**Quoted passage**
++++++++++++++++++++

I find Kleenex brand Cottonelle toilet paper very pleasing to my derriere. I think what does it for me is the ripples. That's right - ripples. Ripples don't seem like something you would want running across your sensitive posterior, but that's where you would be wrong. In fact, Kleenex is so confident about this that they actually brag about it right on the packaging. Kleenex brand Cottonelle toilet paper
with Ripples.
There is also a curious amount of math on the packaging. In case you didn't know, you'll get 24 square meters of butt-rubbin' fun in a 6 pack of double roll cottonelle. For the math impaired, 6 double rolls = 12 single rolls. It says so right on the package
. In fact, if you turn the package over they take it one step further. That's right, the grand daddy of 'em all, the triple roll, = 3 single rolls. If you're playing along at home that would mean a 6 pack of triple rolls would equal 18 single rolls.
A 6 pack of triple rolls. BRILLIANT!!

++++++++++++++++++++

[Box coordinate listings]
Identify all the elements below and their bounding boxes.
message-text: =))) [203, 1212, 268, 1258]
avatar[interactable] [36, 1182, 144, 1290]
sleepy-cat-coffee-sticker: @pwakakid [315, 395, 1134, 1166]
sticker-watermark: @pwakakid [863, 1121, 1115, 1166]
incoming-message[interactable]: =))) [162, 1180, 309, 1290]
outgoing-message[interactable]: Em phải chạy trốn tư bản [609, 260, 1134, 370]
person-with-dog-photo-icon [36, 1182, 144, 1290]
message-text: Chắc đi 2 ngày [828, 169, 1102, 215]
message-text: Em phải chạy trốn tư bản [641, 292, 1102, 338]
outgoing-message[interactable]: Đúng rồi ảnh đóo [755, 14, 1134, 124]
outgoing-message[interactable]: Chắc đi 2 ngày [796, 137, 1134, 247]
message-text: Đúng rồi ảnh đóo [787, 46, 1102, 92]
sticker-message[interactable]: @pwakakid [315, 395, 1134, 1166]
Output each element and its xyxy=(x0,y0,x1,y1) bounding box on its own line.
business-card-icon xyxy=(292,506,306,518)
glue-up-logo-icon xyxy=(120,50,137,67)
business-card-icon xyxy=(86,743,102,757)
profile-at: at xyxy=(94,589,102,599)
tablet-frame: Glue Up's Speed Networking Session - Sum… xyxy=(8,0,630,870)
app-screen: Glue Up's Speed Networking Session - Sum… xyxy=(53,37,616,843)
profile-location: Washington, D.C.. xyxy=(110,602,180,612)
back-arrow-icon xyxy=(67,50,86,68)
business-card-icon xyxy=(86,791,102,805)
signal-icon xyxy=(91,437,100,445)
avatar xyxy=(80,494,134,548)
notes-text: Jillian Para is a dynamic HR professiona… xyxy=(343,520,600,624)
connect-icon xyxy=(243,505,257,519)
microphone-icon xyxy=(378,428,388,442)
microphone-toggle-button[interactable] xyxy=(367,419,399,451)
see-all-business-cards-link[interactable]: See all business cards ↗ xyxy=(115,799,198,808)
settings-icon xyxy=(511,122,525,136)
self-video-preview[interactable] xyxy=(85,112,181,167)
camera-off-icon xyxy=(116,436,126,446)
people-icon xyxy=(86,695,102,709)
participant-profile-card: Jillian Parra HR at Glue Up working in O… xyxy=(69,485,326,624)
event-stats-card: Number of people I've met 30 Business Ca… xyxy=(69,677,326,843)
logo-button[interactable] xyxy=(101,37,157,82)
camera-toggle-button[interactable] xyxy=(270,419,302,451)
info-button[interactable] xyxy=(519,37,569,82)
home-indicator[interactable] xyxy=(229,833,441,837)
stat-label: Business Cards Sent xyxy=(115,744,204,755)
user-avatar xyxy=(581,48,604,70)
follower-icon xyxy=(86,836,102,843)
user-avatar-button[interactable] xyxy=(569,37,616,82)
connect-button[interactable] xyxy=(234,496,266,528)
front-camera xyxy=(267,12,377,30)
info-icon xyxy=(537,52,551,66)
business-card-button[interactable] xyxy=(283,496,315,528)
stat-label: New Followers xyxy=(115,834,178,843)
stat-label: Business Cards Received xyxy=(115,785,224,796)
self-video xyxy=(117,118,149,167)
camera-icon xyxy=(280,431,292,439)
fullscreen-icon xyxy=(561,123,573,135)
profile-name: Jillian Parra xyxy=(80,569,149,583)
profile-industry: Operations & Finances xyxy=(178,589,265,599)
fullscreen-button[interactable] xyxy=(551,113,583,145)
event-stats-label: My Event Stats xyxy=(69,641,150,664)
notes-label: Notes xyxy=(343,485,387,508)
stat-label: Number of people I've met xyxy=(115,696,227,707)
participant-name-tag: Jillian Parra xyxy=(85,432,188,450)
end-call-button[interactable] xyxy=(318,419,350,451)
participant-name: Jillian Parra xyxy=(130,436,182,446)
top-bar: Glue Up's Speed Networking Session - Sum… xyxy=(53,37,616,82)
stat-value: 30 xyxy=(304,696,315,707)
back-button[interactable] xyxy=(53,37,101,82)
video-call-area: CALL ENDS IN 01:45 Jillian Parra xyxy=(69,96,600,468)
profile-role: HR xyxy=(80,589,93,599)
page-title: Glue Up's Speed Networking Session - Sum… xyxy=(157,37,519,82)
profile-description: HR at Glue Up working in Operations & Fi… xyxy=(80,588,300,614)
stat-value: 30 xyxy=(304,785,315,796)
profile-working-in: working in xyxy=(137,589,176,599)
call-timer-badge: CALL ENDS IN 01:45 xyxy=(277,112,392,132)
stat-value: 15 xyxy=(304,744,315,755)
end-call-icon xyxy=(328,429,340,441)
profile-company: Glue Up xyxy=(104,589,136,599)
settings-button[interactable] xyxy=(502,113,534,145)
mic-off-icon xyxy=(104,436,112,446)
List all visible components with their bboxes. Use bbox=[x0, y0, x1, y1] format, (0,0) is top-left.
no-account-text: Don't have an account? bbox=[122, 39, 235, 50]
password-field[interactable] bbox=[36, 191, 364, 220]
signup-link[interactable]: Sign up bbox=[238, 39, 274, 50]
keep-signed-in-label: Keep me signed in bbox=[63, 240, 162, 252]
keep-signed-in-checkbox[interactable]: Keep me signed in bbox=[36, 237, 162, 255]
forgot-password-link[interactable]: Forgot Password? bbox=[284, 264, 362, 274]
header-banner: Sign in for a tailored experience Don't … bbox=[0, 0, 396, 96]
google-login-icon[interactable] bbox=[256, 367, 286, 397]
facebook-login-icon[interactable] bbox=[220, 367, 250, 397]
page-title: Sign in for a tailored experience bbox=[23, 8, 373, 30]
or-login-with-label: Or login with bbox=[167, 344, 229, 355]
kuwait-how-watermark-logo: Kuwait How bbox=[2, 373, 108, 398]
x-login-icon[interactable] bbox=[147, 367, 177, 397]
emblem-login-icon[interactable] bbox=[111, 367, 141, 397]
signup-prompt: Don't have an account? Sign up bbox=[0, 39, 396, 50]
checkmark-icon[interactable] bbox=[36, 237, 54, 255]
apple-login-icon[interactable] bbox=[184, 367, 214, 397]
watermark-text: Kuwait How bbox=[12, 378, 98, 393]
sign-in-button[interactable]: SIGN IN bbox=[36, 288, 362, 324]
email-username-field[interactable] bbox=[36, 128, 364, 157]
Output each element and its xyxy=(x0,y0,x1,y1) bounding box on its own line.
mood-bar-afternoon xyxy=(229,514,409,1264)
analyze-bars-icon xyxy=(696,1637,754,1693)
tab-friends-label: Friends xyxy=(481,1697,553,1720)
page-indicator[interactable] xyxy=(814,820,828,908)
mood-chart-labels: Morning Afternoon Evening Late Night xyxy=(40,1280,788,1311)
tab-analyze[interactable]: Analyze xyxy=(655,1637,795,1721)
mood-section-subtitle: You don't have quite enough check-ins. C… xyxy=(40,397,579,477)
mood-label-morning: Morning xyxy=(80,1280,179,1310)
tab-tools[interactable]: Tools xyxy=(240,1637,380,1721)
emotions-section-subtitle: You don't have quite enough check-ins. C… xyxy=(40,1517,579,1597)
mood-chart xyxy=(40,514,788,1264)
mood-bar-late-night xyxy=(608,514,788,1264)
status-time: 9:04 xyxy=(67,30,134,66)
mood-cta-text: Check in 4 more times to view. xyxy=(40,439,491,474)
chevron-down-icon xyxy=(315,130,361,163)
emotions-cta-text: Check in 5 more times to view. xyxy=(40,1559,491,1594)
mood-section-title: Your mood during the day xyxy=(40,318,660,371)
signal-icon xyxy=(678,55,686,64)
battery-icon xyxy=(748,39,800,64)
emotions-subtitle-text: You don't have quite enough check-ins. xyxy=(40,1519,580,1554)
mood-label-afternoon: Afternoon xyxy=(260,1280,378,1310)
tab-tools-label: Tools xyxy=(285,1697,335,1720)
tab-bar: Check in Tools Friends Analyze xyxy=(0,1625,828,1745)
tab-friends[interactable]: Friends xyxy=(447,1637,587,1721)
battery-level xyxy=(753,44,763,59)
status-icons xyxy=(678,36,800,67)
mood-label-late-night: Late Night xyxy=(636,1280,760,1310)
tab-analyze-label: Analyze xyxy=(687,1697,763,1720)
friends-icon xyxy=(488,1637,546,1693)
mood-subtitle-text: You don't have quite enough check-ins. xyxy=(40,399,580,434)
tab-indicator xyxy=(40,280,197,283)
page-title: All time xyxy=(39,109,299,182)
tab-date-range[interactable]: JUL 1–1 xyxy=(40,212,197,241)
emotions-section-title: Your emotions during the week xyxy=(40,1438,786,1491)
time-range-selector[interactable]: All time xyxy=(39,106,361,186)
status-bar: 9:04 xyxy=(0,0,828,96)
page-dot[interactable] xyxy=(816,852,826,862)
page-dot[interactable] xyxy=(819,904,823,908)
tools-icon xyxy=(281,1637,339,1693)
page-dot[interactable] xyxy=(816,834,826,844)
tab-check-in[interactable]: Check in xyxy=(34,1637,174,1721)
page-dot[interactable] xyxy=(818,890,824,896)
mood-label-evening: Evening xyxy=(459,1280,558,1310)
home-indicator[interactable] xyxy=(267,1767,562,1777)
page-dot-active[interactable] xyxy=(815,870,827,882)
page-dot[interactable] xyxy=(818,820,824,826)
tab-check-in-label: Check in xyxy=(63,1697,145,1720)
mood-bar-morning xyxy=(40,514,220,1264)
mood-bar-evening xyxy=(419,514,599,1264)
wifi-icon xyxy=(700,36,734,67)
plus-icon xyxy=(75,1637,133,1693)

++++++++++++++++++++

**Task instructions**
Reproduce the stretch of the Cottonelle toilet paper passage above from "There is also" through "triple rolls. BRILLIANT!!".

**Task answer**
There is also a curious amount of math on the packaging. In case you didn't know, you'll get 24 square meters of butt-rubbin' fun in a 6 pack of double roll cottonelle. For the math impaired, 6 double rolls = 12 single rolls. It says so right on the package
. In fact, if you turn the package over they take it one step further. That's right, the grand daddy of 'em all, the triple roll, = 3 single rolls. If you're playing along at home that would mean a 6 pack of triple rolls would equal 18 single rolls.
A 6 pack of triple rolls. BRILLIANT!!